▶ _What to do_:
Copy each line that contains the string "direction".

**** Data for the task ****

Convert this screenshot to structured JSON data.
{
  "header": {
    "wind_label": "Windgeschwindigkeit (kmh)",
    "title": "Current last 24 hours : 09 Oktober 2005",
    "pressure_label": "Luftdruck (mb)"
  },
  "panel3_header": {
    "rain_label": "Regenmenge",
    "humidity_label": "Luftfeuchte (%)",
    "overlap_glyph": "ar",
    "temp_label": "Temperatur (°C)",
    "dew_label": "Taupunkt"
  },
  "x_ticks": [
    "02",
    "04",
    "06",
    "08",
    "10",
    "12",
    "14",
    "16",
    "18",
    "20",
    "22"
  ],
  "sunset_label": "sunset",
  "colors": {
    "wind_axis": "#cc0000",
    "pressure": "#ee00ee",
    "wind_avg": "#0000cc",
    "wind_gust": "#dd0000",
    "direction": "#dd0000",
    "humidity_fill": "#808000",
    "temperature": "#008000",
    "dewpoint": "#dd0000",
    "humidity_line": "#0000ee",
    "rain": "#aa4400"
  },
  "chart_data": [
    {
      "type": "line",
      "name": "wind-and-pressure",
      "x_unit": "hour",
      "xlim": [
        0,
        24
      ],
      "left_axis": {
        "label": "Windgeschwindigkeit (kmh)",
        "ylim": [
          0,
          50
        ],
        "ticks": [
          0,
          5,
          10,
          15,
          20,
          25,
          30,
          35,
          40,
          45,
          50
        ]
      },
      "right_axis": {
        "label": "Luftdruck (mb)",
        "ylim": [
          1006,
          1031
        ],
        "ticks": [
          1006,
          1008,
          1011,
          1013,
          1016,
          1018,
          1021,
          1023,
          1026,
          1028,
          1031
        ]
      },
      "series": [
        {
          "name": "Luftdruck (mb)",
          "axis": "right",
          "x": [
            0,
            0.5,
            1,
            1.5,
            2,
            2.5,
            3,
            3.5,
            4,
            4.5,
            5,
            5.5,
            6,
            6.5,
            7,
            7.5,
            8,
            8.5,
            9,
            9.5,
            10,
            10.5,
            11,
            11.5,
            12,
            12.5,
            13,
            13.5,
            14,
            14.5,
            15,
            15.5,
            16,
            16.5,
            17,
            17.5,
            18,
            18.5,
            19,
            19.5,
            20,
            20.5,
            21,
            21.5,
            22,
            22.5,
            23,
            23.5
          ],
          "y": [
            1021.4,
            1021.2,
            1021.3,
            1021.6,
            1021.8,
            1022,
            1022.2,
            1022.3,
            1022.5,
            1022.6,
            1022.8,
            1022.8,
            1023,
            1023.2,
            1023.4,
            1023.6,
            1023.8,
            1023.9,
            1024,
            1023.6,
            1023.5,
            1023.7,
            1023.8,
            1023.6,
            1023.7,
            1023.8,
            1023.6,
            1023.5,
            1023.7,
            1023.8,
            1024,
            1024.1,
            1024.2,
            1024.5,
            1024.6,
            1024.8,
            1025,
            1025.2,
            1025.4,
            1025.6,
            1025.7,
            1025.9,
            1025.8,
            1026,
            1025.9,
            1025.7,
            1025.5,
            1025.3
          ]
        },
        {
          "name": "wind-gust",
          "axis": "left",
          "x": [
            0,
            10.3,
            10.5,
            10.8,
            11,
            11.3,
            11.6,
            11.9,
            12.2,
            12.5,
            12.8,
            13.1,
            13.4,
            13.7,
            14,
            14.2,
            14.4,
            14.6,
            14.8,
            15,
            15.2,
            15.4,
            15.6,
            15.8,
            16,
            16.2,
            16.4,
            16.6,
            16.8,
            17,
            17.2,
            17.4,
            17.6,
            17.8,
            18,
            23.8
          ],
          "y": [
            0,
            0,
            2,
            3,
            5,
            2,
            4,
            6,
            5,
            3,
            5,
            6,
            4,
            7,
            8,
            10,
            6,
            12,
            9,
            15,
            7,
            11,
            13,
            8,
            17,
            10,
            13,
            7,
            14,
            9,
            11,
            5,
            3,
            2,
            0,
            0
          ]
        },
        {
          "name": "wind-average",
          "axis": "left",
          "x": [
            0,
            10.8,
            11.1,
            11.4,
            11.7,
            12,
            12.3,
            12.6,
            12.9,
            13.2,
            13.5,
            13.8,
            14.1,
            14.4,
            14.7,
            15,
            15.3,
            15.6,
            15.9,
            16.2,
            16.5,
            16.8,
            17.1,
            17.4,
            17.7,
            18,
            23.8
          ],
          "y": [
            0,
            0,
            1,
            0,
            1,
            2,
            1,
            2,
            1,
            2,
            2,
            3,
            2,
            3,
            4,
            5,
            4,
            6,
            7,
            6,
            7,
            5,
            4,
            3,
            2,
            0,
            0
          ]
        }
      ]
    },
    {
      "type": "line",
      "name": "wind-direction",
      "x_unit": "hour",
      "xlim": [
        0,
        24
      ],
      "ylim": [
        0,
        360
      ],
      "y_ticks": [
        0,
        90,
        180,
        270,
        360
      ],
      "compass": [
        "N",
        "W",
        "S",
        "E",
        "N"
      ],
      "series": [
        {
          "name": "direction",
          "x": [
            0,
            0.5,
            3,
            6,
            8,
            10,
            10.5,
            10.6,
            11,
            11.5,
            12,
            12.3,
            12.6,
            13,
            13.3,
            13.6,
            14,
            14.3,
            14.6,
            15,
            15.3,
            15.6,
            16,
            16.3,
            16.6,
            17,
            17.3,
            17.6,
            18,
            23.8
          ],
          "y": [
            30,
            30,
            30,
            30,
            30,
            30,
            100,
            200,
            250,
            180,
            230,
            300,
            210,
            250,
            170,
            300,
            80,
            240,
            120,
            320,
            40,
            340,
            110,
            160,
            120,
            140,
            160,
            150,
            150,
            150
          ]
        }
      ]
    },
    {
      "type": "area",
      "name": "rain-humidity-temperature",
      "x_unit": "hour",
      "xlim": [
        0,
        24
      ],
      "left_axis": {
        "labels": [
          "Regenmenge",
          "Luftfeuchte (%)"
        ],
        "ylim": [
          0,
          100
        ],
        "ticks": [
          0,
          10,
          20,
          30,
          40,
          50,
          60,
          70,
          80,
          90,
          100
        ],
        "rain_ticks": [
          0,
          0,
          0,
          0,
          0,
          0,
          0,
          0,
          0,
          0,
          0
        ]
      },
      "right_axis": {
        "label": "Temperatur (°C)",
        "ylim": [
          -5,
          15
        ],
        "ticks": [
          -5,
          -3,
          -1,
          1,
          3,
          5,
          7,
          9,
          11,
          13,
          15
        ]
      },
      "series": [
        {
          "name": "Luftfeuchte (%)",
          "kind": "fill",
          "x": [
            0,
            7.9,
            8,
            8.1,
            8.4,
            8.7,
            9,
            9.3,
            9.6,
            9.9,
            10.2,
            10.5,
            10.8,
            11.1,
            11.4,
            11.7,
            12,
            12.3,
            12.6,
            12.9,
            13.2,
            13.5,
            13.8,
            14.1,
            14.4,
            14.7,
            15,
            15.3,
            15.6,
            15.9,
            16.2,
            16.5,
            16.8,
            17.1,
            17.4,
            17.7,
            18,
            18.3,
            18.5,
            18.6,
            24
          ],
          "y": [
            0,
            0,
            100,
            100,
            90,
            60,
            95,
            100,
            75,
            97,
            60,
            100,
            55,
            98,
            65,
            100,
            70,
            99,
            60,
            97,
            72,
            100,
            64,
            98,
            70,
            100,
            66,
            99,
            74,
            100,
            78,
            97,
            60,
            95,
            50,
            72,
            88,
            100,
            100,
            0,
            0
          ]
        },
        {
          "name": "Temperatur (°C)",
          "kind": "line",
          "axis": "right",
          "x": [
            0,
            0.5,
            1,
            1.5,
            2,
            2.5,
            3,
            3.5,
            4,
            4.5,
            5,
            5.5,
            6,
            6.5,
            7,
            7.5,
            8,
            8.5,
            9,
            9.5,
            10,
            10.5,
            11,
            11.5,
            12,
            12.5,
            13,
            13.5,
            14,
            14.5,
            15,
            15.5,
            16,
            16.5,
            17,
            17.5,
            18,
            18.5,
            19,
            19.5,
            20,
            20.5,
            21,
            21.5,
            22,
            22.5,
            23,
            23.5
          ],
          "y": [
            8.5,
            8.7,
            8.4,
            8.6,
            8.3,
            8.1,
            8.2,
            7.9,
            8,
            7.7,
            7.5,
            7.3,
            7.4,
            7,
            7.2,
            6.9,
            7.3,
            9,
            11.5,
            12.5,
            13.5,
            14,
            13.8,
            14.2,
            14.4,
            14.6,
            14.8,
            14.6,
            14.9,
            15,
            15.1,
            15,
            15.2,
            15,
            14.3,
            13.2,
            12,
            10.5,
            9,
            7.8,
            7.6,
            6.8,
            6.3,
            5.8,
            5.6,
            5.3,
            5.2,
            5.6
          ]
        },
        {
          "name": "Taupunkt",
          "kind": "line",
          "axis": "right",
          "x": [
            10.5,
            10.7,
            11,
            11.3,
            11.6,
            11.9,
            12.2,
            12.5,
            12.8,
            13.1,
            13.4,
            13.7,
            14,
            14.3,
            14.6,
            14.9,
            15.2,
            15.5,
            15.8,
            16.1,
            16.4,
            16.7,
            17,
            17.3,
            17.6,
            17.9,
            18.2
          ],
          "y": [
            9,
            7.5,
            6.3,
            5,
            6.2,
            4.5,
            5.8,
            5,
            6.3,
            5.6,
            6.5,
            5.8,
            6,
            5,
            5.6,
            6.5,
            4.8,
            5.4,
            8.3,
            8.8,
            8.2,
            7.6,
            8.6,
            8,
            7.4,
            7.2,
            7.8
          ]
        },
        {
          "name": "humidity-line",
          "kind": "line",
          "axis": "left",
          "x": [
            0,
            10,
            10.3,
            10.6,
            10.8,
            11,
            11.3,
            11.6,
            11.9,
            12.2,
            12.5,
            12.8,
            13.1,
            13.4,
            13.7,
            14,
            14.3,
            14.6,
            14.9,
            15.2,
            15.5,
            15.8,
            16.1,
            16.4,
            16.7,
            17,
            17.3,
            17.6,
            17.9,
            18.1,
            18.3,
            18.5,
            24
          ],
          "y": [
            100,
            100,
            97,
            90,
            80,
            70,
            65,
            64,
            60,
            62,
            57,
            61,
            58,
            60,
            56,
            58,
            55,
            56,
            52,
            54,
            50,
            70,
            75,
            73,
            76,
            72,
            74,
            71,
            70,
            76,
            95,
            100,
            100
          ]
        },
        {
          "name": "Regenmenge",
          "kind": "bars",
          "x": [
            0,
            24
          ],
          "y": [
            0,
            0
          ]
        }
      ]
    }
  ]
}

****

▶ _Task result_:
    "direction": "#dd0000",
      "name": "wind-direction",
          "name": "direction",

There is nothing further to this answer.